**** Available data

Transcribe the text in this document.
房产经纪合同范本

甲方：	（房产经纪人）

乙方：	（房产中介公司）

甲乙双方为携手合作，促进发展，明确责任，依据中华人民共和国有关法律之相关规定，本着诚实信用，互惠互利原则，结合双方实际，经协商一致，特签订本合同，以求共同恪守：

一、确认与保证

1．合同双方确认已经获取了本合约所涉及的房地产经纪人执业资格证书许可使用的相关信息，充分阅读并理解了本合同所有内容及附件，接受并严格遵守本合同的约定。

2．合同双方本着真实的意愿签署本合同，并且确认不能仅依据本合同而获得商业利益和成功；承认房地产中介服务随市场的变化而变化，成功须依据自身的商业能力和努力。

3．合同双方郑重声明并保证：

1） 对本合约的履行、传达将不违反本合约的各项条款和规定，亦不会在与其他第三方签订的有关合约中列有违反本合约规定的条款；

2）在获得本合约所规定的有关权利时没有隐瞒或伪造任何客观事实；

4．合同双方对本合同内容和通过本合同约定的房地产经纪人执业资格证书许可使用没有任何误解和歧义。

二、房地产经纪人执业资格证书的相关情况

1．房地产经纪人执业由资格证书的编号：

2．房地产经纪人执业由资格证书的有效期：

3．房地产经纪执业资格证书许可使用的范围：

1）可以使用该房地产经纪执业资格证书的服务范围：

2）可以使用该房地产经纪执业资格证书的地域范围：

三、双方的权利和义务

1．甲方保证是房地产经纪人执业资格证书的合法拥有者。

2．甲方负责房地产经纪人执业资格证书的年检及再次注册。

********
**** Available data

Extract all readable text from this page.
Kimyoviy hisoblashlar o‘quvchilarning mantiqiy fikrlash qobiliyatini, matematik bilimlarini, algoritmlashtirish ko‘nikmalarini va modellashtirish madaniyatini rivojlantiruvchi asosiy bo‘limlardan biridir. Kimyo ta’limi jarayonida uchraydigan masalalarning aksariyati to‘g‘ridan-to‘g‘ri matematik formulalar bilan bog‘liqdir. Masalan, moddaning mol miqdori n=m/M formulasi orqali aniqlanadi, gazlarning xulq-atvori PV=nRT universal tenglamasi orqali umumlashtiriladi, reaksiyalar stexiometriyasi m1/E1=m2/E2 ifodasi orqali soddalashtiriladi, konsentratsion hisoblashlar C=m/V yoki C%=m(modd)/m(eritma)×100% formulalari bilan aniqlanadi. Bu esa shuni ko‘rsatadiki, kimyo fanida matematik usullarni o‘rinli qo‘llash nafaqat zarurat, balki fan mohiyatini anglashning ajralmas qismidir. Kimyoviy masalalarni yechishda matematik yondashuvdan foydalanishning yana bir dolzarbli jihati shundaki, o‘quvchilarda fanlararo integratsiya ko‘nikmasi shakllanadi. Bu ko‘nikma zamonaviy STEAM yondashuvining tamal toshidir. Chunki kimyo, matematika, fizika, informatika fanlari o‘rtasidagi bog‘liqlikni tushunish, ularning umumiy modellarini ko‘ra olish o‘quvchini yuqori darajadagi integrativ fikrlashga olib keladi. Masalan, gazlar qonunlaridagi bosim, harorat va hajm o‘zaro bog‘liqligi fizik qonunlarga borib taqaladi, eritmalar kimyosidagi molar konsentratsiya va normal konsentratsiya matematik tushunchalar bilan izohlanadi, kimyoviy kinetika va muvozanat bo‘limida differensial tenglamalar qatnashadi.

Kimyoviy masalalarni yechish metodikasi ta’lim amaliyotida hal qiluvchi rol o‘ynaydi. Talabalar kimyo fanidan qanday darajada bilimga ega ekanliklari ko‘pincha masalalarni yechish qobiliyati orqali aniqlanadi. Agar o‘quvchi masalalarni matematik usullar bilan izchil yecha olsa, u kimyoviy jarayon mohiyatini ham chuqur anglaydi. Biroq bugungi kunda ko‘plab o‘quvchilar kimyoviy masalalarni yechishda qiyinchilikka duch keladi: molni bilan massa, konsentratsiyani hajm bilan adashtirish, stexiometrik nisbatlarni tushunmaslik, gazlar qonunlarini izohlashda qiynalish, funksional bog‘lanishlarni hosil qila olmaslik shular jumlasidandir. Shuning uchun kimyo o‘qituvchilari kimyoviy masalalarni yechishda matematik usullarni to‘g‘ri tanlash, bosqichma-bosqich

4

********
**** Available data

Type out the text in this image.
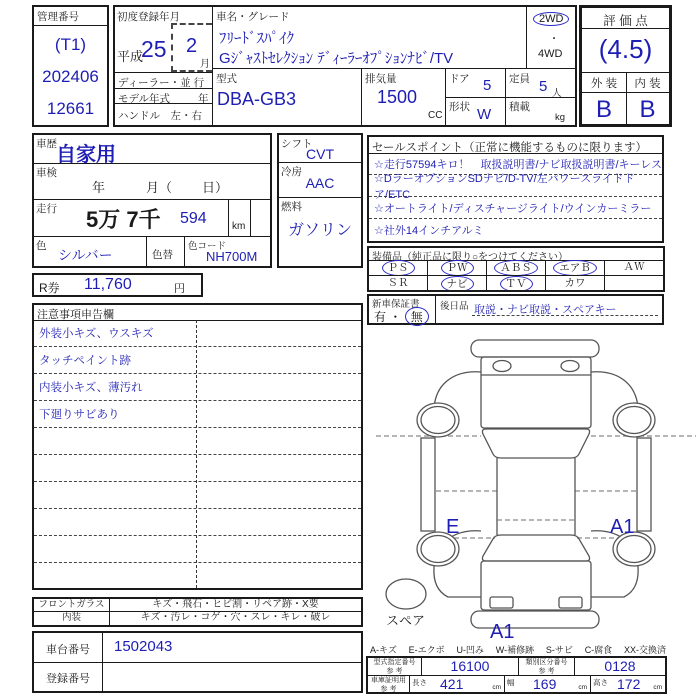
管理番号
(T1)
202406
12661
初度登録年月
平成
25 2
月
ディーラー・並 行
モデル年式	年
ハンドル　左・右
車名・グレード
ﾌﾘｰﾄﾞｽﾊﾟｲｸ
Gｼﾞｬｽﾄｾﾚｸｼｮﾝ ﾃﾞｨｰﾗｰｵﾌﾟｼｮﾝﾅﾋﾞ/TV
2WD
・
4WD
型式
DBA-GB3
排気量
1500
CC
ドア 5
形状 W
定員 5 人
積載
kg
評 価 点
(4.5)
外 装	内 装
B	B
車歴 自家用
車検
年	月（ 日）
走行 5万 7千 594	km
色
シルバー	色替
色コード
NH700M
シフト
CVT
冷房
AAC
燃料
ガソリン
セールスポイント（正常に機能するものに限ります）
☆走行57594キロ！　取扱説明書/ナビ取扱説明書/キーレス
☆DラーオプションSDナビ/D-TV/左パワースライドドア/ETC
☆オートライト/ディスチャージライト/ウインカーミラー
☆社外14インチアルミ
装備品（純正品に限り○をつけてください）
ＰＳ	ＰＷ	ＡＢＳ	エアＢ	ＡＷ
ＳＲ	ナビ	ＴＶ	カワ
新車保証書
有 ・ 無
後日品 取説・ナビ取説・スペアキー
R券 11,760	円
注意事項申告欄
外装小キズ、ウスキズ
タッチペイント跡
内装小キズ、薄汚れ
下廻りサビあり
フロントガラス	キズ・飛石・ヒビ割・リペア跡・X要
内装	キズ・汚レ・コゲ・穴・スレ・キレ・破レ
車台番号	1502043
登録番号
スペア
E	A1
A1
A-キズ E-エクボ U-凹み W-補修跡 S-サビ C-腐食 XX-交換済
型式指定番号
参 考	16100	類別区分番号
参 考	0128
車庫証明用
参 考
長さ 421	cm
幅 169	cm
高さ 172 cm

********

> [Exercise requirements]: Return the lines of the records that include the string "this".

> [Result below]:
Transcribe the text in this document.
Extract all readable text from this page.
Type out the text in this image.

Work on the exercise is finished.